• Exercise prompt: The entries below should be transcribed in their entirety, exactly as written.

BEGIN

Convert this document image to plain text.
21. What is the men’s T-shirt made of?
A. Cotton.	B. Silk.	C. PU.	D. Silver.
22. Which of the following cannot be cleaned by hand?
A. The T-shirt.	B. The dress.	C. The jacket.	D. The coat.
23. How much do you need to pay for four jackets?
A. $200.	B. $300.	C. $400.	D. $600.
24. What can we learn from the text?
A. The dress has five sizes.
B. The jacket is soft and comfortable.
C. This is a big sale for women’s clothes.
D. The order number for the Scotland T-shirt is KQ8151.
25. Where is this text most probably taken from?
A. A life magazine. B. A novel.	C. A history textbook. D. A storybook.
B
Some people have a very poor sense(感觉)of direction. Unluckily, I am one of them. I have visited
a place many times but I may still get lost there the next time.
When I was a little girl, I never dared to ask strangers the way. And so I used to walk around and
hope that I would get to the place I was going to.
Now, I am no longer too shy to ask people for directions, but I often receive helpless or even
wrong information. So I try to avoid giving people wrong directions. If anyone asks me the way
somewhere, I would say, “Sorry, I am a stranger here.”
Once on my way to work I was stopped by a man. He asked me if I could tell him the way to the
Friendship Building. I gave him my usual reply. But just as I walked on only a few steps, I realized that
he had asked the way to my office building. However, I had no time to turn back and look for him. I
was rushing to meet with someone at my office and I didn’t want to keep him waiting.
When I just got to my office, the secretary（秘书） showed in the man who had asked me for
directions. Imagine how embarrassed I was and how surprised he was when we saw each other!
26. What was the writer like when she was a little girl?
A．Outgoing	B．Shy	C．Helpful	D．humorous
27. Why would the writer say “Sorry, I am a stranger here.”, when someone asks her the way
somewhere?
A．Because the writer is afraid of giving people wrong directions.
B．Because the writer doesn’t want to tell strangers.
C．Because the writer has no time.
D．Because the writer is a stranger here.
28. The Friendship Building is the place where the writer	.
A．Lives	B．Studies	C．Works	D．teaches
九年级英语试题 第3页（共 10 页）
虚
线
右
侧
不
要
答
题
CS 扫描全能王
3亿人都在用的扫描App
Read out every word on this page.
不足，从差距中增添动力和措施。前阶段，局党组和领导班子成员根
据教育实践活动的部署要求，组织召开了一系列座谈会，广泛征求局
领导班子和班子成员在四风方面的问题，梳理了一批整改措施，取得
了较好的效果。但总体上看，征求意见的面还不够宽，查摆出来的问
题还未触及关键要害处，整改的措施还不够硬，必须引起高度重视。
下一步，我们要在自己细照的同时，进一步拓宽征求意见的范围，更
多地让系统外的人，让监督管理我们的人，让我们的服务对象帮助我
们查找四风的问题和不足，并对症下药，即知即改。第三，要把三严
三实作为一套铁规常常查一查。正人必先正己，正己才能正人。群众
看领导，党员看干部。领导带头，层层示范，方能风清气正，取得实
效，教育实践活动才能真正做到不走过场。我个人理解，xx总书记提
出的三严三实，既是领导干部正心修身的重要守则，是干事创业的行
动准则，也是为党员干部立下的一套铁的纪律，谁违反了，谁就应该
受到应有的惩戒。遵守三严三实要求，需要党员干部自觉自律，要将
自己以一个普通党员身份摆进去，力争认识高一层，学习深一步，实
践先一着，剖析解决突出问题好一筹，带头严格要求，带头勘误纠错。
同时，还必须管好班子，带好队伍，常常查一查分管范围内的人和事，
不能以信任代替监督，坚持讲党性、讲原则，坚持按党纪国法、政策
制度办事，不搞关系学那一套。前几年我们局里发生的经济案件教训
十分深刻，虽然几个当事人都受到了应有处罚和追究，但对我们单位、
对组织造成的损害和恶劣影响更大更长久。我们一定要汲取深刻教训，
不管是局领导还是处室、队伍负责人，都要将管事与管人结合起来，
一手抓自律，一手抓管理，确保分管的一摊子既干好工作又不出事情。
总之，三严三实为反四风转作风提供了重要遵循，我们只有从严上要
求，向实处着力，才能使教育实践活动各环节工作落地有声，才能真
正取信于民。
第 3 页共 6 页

END

• In response:
Convert this document image to plain text.
21. What is the men’s T-shirt made of?
A. Cotton.	B. Silk.	C. PU.	D. Silver.
22. Which of the following cannot be cleaned by hand?
A. The T-shirt.	B. The dress.	C. The jacket.	D. The coat.
23. How much do you need to pay for four jackets?
A. $200.	B. $300.	C. $400.	D. $600.
24. What can we learn from the text?
A. The dress has five sizes.
B. The jacket is soft and comfortable.
C. This is a big sale for women’s clothes.
D. The order number for the Scotland T-shirt is KQ8151.
25. Where is this text most probably taken from?
A. A life magazine. B. A novel.	C. A history textbook. D. A storybook.
B
Some people have a very poor sense(感觉)of direction. Unluckily, I am one of them. I have visited
a place many times but I may still get lost there the next time.
When I was a little girl, I never dared to ask strangers the way. And so I used to walk around and
hope that I would get to the place I was going to.
Now, I am no longer too shy to ask people for directions, but I often receive helpless or even
wrong information. So I try to avoid giving people wrong directions. If anyone asks me the way
somewhere, I would say, “Sorry, I am a stranger here.”
Once on my way to work I was stopped by a man. He asked me if I could tell him the way to the
Friendship Building. I gave him my usual reply. But just as I walked on only a few steps, I realized that
he had asked the way to my office building. However, I had no time to turn back and look for him. I
was rushing to meet with someone at my office and I didn’t want to keep him waiting.
When I just got to my office, the secretary（秘书） showed in the man who had asked me for
directions. Imagine how embarrassed I was and how surprised he was when we saw each other!
26. What was the writer like when she was a little girl?
A．Outgoing	B．Shy	C．Helpful	D．humorous
27. Why would the writer say “Sorry, I am a stranger here.”, when someone asks her the way
somewhere?
A．Because the writer is afraid of giving people wrong directions.
B．Because the writer doesn’t want to tell strangers.
C．Because the writer has no time.
D．Because the writer is a stranger here.
28. The Friendship Building is the place where the writer	.
A．Lives	B．Studies	C．Works	D．teaches
九年级英语试题 第3页（共 10 页）
虚
线
右
侧
不
要
答
题
CS 扫描全能王
3亿人都在用的扫描App
Read out every word on this page.
不足，从差距中增添动力和措施。前阶段，局党组和领导班子成员根
据教育实践活动的部署要求，组织召开了一系列座谈会，广泛征求局
领导班子和班子成员在四风方面的问题，梳理了一批整改措施，取得
了较好的效果。但总体上看，征求意见的面还不够宽，查摆出来的问
题还未触及关键要害处，整改的措施还不够硬，必须引起高度重视。
下一步，我们要在自己细照的同时，进一步拓宽征求意见的范围，更
多地让系统外的人，让监督管理我们的人，让我们的服务对象帮助我
们查找四风的问题和不足，并对症下药，即知即改。第三，要把三严
三实作为一套铁规常常查一查。正人必先正己，正己才能正人。群众
看领导，党员看干部。领导带头，层层示范，方能风清气正，取得实
效，教育实践活动才能真正做到不走过场。我个人理解，xx总书记提
出的三严三实，既是领导干部正心修身的重要守则，是干事创业的行
动准则，也是为党员干部立下的一套铁的纪律，谁违反了，谁就应该
受到应有的惩戒。遵守三严三实要求，需要党员干部自觉自律，要将
自己以一个普通党员身份摆进去，力争认识高一层，学习深一步，实
践先一着，剖析解决突出问题好一筹，带头严格要求，带头勘误纠错。
同时，还必须管好班子，带好队伍，常常查一查分管范围内的人和事，
不能以信任代替监督，坚持讲党性、讲原则，坚持按党纪国法、政策
制度办事，不搞关系学那一套。前几年我们局里发生的经济案件教训
十分深刻，虽然几个当事人都受到了应有处罚和追究，但对我们单位、
对组织造成的损害和恶劣影响更大更长久。我们一定要汲取深刻教训，
不管是局领导还是处室、队伍负责人，都要将管事与管人结合起来，
一手抓自律，一手抓管理，确保分管的一摊子既干好工作又不出事情。
总之，三严三实为反四风转作风提供了重要遵循，我们只有从严上要
求，向实处着力，才能使教育实践活动各环节工作落地有声，才能真
正取信于民。
第 3 页共 6 页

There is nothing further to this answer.